[Description of the task]
Below are records to repeat exactly. Omit the pictures from the copy.

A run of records
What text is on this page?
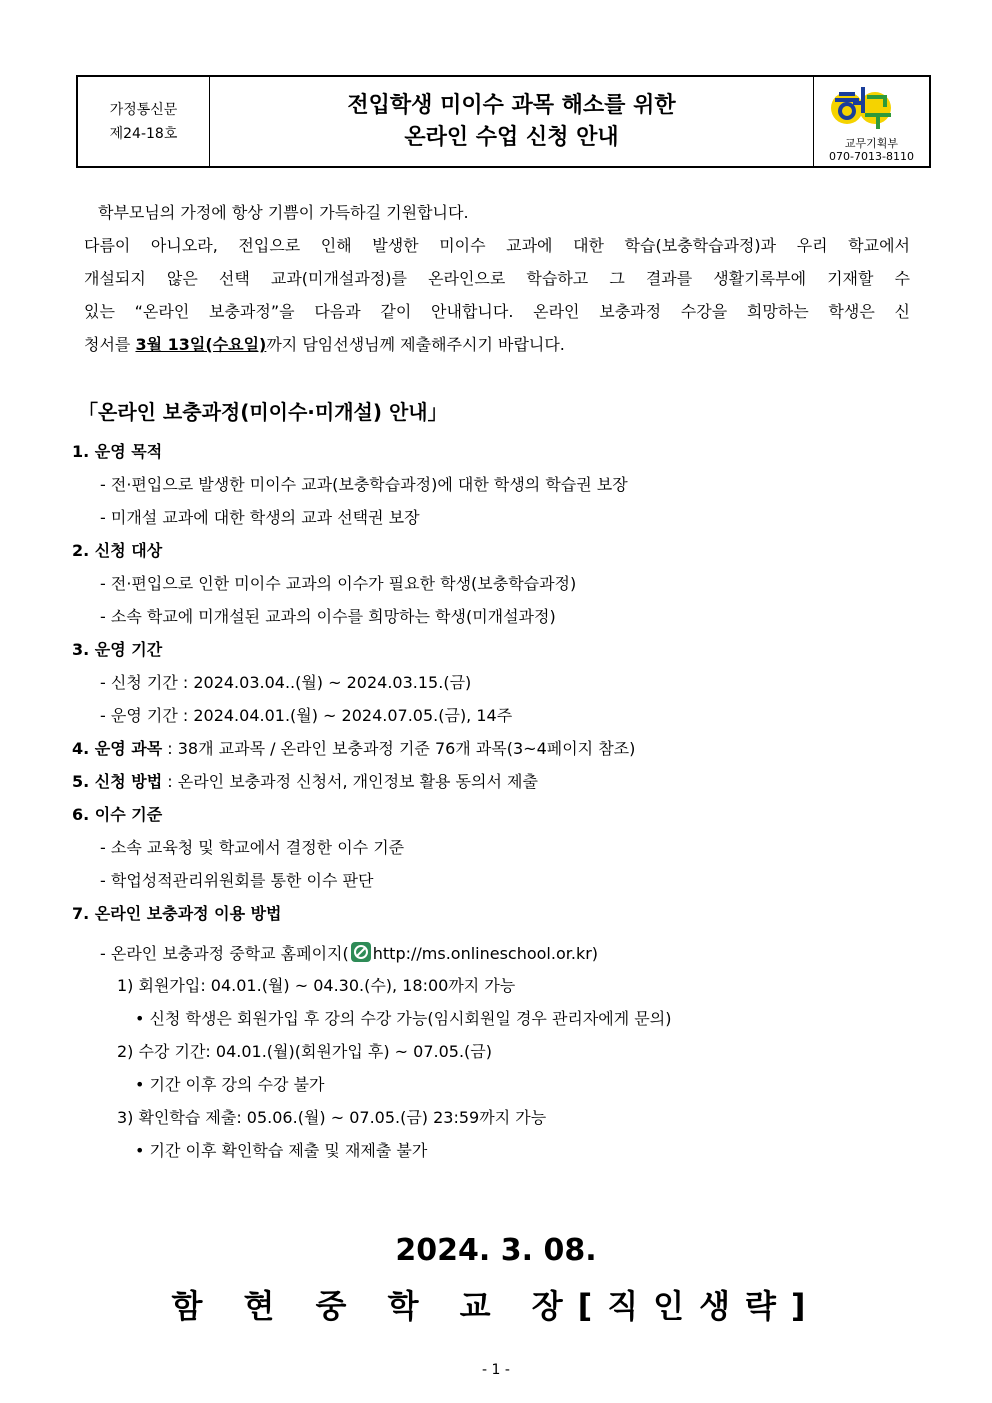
가정통신문
제24-18호
전입학생 미이수 과목 해소를 위한
온라인 수업 신청 안내	교무기획부
070-7013-8110

학부모님의 가정에 항상 기쁨이 가득하길 기원합니다.

다름이 아니오라, 전입으로 인해 발생한 미이수 교과에 대한 학습(보충학습과정)과 우리 학교에서

개설되지 않은 선택 교과(미개설과정)를 온라인으로 학습하고 그 결과를 생활기록부에 기재할 수

있는 “온라인 보충과정”을 다음과 같이 안내합니다. 온라인 보충과정 수강을 희망하는 학생은 신

청서를 3월 13일(수요일)까지 담임선생님께 제출해주시기 바랍니다.

「온라인 보충과정(미이수·미개설) 안내」
1. 운영 목적
- 전·편입으로 발생한 미이수 교과(보충학습과정)에 대한 학생의 학습권 보장
- 미개설 교과에 대한 학생의 교과 선택권 보장
2. 신청 대상
- 전·편입으로 인한 미이수 교과의 이수가 필요한 학생(보충학습과정)
- 소속 학교에 미개설된 교과의 이수를 희망하는 학생(미개설과정)
3. 운영 기간
- 신청 기간 : 2024.03.04..(월) ~ 2024.03.15.(금)
- 운영 기간 : 2024.04.01.(월) ~ 2024.07.05.(금), 14주
4. 운영 과목 : 38개 교과목 / 온라인 보충과정 기준 76개 과목(3~4페이지 참조)
5. 신청 방법 : 온라인 보충과정 신청서, 개인정보 활용 동의서 제출
6. 이수 기준
- 소속 교육청 및 학교에서 결정한 이수 기준
- 학업성적관리위원회를 통한 이수 판단
7. 온라인 보충과정 이용 방법
- 온라인 보충과정 중학교 홈페이지( http://ms.onlineschool.or.kr)
1) 회원가입: 04.01.(월) ~ 04.30.(수), 18:00까지 가능
• 신청 학생은 회원가입 후 강의 수강 가능(임시회원일 경우 관리자에게 문의)
2) 수강 기간: 04.01.(월)(회원가입 후) ~ 07.05.(금)
• 기간 이후 강의 수강 불가
3) 확인학습 제출: 05.06.(월) ~ 07.05.(금) 23:59까지 가능
• 기간 이후 확인학습 제출 및 재제출 불가
2024. 3. 08.
함 현 중 학 교 장[직인생략]
- 1 -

[Right answer]
What text is on this page?
가정통신문
제24-18호
전입학생 미이수 과목 해소를 위한
온라인 수업 신청 안내	교무기획부
070-7013-8110

학부모님의 가정에 항상 기쁨이 가득하길 기원합니다.

다름이 아니오라, 전입으로 인해 발생한 미이수 교과에 대한 학습(보충학습과정)과 우리 학교에서

개설되지 않은 선택 교과(미개설과정)를 온라인으로 학습하고 그 결과를 생활기록부에 기재할 수

있는 “온라인 보충과정”을 다음과 같이 안내합니다. 온라인 보충과정 수강을 희망하는 학생은 신

청서를 3월 13일(수요일)까지 담임선생님께 제출해주시기 바랍니다.

「온라인 보충과정(미이수·미개설) 안내」
1. 운영 목적
- 전·편입으로 발생한 미이수 교과(보충학습과정)에 대한 학생의 학습권 보장
- 미개설 교과에 대한 학생의 교과 선택권 보장
2. 신청 대상
- 전·편입으로 인한 미이수 교과의 이수가 필요한 학생(보충학습과정)
- 소속 학교에 미개설된 교과의 이수를 희망하는 학생(미개설과정)
3. 운영 기간
- 신청 기간 : 2024.03.04..(월) ~ 2024.03.15.(금)
- 운영 기간 : 2024.04.01.(월) ~ 2024.07.05.(금), 14주
4. 운영 과목 : 38개 교과목 / 온라인 보충과정 기준 76개 과목(3~4페이지 참조)
5. 신청 방법 : 온라인 보충과정 신청서, 개인정보 활용 동의서 제출
6. 이수 기준
- 소속 교육청 및 학교에서 결정한 이수 기준
- 학업성적관리위원회를 통한 이수 판단
7. 온라인 보충과정 이용 방법
- 온라인 보충과정 중학교 홈페이지( http://ms.onlineschool.or.kr)
1) 회원가입: 04.01.(월) ~ 04.30.(수), 18:00까지 가능
• 신청 학생은 회원가입 후 강의 수강 가능(임시회원일 경우 관리자에게 문의)
2) 수강 기간: 04.01.(월)(회원가입 후) ~ 07.05.(금)
• 기간 이후 강의 수강 불가
3) 확인학습 제출: 05.06.(월) ~ 07.05.(금) 23:59까지 가능
• 기간 이후 확인학습 제출 및 재제출 불가
2024. 3. 08.
함 현 중 학 교 장[직인생략]
- 1 -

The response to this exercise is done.